[Data excerpts]
— start —

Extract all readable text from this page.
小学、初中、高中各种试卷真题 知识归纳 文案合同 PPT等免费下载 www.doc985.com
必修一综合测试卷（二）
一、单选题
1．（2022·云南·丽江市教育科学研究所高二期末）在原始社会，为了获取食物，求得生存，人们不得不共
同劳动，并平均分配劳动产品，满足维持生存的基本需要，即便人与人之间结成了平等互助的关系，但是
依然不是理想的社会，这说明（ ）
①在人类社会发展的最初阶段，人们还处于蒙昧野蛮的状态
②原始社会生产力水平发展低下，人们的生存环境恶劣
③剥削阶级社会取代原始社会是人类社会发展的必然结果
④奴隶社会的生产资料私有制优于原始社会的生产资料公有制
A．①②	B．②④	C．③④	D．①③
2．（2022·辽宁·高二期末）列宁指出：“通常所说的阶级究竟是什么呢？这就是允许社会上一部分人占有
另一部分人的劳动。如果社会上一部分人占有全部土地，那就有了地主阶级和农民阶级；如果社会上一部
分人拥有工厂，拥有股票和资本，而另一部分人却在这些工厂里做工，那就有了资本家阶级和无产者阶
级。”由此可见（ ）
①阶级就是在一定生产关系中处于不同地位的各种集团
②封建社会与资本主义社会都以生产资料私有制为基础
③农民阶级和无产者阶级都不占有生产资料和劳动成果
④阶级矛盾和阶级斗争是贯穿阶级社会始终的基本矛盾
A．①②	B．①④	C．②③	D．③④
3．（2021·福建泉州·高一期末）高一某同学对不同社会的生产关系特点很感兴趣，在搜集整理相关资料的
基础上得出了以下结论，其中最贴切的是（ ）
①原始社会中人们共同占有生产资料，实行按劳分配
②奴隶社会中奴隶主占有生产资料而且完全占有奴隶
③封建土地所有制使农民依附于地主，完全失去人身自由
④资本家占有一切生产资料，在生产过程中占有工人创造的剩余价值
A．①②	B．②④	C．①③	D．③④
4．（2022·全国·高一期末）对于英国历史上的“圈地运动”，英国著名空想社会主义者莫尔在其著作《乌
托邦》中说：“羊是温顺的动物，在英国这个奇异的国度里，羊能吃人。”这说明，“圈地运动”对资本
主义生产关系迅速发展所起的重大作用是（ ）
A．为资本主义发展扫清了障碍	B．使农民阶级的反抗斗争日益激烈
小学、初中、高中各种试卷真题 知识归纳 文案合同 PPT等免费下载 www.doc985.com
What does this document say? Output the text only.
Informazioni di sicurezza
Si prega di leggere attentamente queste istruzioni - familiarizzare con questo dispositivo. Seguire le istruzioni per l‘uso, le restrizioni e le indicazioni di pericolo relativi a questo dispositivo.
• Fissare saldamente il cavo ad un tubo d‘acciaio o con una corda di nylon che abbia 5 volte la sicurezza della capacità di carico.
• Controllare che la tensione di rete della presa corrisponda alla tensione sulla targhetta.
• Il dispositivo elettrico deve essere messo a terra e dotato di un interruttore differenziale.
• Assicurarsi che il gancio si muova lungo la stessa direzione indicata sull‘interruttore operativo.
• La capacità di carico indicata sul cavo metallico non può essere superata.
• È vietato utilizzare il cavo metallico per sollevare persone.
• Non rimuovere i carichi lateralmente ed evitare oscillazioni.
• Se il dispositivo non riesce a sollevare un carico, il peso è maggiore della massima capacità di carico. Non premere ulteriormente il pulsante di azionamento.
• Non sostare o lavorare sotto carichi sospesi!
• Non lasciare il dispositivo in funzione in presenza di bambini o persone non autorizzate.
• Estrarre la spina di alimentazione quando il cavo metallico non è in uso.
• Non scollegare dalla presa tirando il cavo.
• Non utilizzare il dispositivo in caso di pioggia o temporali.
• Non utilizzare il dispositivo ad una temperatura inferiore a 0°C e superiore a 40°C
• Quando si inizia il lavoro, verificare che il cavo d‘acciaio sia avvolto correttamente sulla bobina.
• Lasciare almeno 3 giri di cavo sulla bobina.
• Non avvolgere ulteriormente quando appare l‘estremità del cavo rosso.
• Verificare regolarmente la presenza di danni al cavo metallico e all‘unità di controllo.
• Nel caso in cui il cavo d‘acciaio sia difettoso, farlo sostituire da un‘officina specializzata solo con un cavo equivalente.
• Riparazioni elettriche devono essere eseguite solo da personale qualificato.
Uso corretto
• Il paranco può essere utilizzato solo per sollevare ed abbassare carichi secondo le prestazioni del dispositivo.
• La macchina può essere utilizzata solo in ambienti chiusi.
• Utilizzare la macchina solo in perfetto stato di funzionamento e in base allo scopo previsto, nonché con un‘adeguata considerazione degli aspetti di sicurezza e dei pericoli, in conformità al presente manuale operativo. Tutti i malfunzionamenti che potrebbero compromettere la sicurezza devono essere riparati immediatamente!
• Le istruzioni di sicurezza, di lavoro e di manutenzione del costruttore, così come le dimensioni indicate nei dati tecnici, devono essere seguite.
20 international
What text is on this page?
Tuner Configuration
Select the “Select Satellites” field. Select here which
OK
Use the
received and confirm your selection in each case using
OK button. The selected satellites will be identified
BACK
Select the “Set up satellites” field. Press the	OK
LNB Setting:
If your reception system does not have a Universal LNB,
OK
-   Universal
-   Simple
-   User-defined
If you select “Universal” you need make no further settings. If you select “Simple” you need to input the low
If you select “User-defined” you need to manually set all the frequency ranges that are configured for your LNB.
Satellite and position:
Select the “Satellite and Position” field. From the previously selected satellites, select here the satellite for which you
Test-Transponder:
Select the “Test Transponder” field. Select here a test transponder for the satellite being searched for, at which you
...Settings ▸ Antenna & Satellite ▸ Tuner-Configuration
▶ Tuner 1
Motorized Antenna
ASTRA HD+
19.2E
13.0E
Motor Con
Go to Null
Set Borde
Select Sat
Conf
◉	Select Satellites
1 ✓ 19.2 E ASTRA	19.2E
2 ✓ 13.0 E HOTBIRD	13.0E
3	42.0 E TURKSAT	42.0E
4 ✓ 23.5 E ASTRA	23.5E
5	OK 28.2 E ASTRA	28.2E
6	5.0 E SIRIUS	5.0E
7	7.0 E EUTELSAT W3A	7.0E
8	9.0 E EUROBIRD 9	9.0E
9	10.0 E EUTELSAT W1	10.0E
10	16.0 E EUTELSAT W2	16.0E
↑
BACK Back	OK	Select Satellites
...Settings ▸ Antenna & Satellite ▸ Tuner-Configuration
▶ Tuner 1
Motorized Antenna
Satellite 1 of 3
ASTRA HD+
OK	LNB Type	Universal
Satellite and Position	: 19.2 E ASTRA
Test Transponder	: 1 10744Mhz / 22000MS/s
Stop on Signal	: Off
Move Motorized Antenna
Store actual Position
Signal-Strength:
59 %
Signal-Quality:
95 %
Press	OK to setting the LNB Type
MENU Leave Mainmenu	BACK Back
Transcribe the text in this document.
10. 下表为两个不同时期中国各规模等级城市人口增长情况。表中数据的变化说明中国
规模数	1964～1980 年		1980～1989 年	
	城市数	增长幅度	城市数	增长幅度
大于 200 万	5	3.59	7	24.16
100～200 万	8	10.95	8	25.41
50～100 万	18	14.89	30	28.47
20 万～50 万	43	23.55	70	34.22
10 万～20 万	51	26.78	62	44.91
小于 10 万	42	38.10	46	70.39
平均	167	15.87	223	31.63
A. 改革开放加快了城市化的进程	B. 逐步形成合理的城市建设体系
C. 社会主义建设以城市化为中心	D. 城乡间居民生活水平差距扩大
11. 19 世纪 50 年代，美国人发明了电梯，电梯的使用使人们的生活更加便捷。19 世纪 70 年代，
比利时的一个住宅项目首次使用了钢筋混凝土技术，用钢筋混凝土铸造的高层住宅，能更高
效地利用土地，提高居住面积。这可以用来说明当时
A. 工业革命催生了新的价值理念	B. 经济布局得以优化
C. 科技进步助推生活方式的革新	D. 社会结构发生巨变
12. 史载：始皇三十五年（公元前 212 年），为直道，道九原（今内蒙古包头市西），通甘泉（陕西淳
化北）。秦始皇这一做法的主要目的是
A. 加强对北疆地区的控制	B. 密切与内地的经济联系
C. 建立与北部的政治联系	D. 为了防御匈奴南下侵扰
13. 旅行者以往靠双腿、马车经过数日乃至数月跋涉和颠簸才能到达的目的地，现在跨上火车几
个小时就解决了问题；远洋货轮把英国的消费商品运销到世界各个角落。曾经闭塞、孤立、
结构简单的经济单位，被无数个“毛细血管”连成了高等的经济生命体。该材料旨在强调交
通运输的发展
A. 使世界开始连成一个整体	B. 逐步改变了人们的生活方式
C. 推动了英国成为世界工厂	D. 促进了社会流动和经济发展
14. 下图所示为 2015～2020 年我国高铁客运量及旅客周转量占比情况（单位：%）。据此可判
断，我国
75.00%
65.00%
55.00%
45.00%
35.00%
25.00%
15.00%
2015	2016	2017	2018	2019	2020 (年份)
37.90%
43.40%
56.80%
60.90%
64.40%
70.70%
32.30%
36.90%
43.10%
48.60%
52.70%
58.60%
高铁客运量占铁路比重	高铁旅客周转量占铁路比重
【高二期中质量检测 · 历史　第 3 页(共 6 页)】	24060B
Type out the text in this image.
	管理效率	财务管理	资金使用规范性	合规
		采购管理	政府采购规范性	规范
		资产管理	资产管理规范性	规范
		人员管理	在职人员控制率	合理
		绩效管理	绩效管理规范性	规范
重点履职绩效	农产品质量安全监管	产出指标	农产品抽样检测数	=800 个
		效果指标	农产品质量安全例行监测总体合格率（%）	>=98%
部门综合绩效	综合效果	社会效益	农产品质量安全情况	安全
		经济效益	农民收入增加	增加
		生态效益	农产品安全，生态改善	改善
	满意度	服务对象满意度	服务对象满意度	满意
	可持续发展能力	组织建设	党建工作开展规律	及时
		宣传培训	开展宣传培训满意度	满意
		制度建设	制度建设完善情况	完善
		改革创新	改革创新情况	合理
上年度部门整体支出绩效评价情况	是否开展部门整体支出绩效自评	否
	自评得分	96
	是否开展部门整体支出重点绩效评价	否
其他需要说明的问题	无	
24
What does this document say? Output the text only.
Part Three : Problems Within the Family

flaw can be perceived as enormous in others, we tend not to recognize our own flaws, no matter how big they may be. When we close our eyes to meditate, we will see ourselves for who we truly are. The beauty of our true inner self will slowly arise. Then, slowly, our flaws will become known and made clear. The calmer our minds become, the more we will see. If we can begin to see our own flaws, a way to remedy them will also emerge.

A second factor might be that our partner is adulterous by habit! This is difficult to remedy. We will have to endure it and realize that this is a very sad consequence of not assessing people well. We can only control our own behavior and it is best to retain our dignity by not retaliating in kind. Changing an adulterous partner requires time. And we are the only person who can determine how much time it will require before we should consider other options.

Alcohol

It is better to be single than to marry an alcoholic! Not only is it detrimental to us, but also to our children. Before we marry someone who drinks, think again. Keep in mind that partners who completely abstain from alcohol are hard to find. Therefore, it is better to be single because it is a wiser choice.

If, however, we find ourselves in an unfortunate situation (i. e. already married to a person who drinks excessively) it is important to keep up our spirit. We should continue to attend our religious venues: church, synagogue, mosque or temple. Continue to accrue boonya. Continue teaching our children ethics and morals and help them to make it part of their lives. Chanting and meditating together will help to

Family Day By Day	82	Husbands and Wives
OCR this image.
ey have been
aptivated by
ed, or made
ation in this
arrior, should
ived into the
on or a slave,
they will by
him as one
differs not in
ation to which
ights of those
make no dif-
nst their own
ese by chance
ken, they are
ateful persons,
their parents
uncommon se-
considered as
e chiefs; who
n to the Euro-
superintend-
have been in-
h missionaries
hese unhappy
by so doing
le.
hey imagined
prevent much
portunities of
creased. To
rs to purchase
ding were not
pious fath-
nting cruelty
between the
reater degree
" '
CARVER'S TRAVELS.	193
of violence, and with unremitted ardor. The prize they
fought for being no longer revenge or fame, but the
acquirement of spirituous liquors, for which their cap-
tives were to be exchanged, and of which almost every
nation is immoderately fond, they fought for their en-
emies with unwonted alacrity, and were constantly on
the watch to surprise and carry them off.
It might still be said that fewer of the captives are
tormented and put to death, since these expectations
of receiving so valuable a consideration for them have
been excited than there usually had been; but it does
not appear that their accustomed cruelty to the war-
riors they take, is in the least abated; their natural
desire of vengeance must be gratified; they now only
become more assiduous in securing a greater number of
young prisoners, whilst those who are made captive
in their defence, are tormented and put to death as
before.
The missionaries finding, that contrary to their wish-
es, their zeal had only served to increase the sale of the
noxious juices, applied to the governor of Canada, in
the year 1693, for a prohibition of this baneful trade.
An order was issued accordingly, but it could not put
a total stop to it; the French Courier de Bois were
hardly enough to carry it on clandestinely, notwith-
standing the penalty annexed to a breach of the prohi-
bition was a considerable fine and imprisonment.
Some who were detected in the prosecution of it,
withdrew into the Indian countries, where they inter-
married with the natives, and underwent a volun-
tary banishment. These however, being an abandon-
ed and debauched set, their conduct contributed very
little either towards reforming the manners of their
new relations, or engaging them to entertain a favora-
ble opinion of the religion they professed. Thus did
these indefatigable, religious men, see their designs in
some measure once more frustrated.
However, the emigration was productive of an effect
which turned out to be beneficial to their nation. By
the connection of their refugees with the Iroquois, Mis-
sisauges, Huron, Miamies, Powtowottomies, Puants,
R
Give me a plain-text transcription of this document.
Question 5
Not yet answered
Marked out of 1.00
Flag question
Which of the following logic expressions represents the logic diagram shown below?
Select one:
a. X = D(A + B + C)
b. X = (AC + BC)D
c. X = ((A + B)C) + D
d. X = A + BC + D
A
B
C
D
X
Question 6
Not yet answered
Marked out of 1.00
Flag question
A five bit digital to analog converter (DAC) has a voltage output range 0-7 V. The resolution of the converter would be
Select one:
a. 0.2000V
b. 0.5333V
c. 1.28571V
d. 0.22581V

— end —

■ WHAT THE EXERCISE ASKS ■
Identify the lines that contain the string "text", and copy every one of them.

■ FINAL ANSWER ■
Extract all readable text from this page.
What does this document say? Output the text only.
What text is on this page?
Transcribe the text in this document.
Type out the text in this image.
What does this document say? Output the text only.
Give me a plain-text transcription of this document.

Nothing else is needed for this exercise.